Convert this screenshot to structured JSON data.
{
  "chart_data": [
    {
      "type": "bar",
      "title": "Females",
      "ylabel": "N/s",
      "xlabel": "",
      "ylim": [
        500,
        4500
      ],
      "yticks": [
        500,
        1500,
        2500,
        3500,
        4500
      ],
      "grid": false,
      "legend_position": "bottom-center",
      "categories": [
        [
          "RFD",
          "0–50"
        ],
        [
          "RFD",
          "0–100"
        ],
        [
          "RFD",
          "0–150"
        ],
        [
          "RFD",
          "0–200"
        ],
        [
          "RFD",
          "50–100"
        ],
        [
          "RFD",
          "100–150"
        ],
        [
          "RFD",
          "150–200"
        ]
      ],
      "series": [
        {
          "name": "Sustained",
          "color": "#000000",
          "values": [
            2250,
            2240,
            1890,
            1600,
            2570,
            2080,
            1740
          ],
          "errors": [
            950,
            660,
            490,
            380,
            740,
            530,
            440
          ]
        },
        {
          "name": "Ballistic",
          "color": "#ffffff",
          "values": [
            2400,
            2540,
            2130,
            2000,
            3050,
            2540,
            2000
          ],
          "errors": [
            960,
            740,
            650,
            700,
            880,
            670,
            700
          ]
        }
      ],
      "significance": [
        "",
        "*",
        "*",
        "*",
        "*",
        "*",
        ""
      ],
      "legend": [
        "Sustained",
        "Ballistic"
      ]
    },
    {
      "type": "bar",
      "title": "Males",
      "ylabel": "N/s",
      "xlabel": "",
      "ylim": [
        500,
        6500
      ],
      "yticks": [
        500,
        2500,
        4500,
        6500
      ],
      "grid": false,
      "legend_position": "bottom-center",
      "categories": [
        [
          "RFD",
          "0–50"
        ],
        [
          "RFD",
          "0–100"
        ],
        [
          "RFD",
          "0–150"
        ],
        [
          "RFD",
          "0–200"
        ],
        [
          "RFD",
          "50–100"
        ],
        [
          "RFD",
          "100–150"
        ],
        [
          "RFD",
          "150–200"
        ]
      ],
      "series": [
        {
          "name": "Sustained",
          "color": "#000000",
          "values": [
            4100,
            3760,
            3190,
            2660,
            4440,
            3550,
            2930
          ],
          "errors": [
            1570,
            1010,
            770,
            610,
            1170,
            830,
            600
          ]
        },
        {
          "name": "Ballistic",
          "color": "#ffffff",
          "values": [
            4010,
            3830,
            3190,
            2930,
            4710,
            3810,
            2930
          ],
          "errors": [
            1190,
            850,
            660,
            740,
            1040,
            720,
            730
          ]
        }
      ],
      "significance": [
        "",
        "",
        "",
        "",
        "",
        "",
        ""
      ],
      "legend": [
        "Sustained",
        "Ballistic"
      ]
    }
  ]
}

+--

What is asked =>
Retype every entry word for word.

Exercise output =>
Convert this screenshot to structured JSON data.
{
  "chart_data": [
    {
      "type": "bar",
      "title": "Females",
      "ylabel": "N/s",
      "xlabel": "",
      "ylim": [
        500,
        4500
      ],
      "yticks": [
        500,
        1500,
        2500,
        3500,
        4500
      ],
      "grid": false,
      "legend_position": "bottom-center",
      "categories": [
        [
          "RFD",
          "0–50"
        ],
        [
          "RFD",
          "0–100"
        ],
        [
          "RFD",
          "0–150"
        ],
        [
          "RFD",
          "0–200"
        ],
        [
          "RFD",
          "50–100"
        ],
        [
          "RFD",
          "100–150"
        ],
        [
          "RFD",
          "150–200"
        ]
      ],
      "series": [
        {
          "name": "Sustained",
          "color": "#000000",
          "values": [
            2250,
            2240,
            1890,
            1600,
            2570,
            2080,
            1740
          ],
          "errors": [
            950,
            660,
            490,
            380,
            740,
            530,
            440
          ]
        },
        {
          "name": "Ballistic",
          "color": "#ffffff",
          "values": [
            2400,
            2540,
            2130,
            2000,
            3050,
            2540,
            2000
          ],
          "errors": [
            960,
            740,
            650,
            700,
            880,
            670,
            700
          ]
        }
      ],
      "significance": [
        "",
        "*",
        "*",
        "*",
        "*",
        "*",
        ""
      ],
      "legend": [
        "Sustained",
        "Ballistic"
      ]
    },
    {
      "type": "bar",
      "title": "Males",
      "ylabel": "N/s",
      "xlabel": "",
      "ylim": [
        500,
        6500
      ],
      "yticks": [
        500,
        2500,
        4500,
        6500
      ],
      "grid": false,
      "legend_position": "bottom-center",
      "categories": [
        [
          "RFD",
          "0–50"
        ],
        [
          "RFD",
          "0–100"
        ],
        [
          "RFD",
          "0–150"
        ],
        [
          "RFD",
          "0–200"
        ],
        [
          "RFD",
          "50–100"
        ],
        [
          "RFD",
          "100–150"
        ],
        [
          "RFD",
          "150–200"
        ]
      ],
      "series": [
        {
          "name": "Sustained",
          "color": "#000000",
          "values": [
            4100,
            3760,
            3190,
            2660,
            4440,
            3550,
            2930
          ],
          "errors": [
            1570,
            1010,
            770,
            610,
            1170,
            830,
            600
          ]
        },
        {
          "name": "Ballistic",
          "color": "#ffffff",
          "values": [
            4010,
            3830,
            3190,
            2930,
            4710,
            3810,
            2930
          ],
          "errors": [
            1190,
            850,
            660,
            740,
            1040,
            720,
            730
          ]
        }
      ],
      "significance": [
        "",
        "",
        "",
        "",
        "",
        "",
        ""
      ],
      "legend": [
        "Sustained",
        "Ballistic"
      ]
    }
  ]
}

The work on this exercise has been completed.